Find every line in the records that holds the string "Prices". Copy each one.
□ □ □ □ □
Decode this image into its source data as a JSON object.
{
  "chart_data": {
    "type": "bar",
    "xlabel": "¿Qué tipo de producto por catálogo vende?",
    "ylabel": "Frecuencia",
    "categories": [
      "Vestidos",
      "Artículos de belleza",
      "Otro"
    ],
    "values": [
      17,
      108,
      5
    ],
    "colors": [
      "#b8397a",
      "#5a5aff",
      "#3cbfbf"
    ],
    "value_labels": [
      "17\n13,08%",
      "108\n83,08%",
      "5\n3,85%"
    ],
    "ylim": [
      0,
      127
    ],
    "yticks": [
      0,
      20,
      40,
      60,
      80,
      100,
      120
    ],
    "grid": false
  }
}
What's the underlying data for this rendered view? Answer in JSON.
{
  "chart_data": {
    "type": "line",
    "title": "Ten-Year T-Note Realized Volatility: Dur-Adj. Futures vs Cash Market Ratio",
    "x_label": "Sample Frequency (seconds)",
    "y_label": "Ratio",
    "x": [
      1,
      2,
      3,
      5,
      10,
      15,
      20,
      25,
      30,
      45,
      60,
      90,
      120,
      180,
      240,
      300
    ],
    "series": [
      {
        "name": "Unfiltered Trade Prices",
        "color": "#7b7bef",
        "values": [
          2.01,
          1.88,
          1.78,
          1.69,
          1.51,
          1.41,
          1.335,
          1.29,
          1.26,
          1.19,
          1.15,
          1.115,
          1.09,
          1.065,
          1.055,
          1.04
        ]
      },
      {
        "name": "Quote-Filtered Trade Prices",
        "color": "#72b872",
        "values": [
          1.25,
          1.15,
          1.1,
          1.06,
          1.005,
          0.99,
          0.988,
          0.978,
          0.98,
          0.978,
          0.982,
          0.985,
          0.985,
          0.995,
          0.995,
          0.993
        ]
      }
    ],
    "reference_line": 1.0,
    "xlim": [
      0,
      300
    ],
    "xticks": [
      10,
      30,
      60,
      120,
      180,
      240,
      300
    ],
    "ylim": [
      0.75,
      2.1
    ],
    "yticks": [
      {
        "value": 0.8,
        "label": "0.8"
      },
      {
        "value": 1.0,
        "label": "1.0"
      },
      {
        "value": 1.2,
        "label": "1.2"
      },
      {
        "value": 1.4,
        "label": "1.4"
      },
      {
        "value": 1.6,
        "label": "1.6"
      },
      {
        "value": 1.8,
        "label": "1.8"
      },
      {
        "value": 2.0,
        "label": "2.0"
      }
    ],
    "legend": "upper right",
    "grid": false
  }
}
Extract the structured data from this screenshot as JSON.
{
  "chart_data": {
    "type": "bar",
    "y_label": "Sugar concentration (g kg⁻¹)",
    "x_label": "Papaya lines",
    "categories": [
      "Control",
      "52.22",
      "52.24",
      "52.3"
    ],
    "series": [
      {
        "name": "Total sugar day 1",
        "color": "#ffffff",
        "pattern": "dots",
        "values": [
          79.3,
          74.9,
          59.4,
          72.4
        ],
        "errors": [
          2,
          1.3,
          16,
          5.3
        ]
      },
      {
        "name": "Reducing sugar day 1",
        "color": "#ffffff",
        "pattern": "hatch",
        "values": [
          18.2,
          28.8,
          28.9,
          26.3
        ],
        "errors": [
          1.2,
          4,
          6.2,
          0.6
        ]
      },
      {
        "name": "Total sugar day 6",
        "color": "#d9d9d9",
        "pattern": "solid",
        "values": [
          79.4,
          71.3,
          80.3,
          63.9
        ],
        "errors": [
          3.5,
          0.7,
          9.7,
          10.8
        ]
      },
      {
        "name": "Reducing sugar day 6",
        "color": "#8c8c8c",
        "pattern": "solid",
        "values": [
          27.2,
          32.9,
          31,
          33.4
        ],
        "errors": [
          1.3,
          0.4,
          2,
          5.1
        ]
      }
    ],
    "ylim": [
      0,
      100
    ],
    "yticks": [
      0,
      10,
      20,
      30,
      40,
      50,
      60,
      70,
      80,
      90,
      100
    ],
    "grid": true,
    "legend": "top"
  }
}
□ □ □ □ □
— TASK ANSWER —
        "name": "Unfiltered Trade Prices",
        "name": "Quote-Filtered Trade Prices",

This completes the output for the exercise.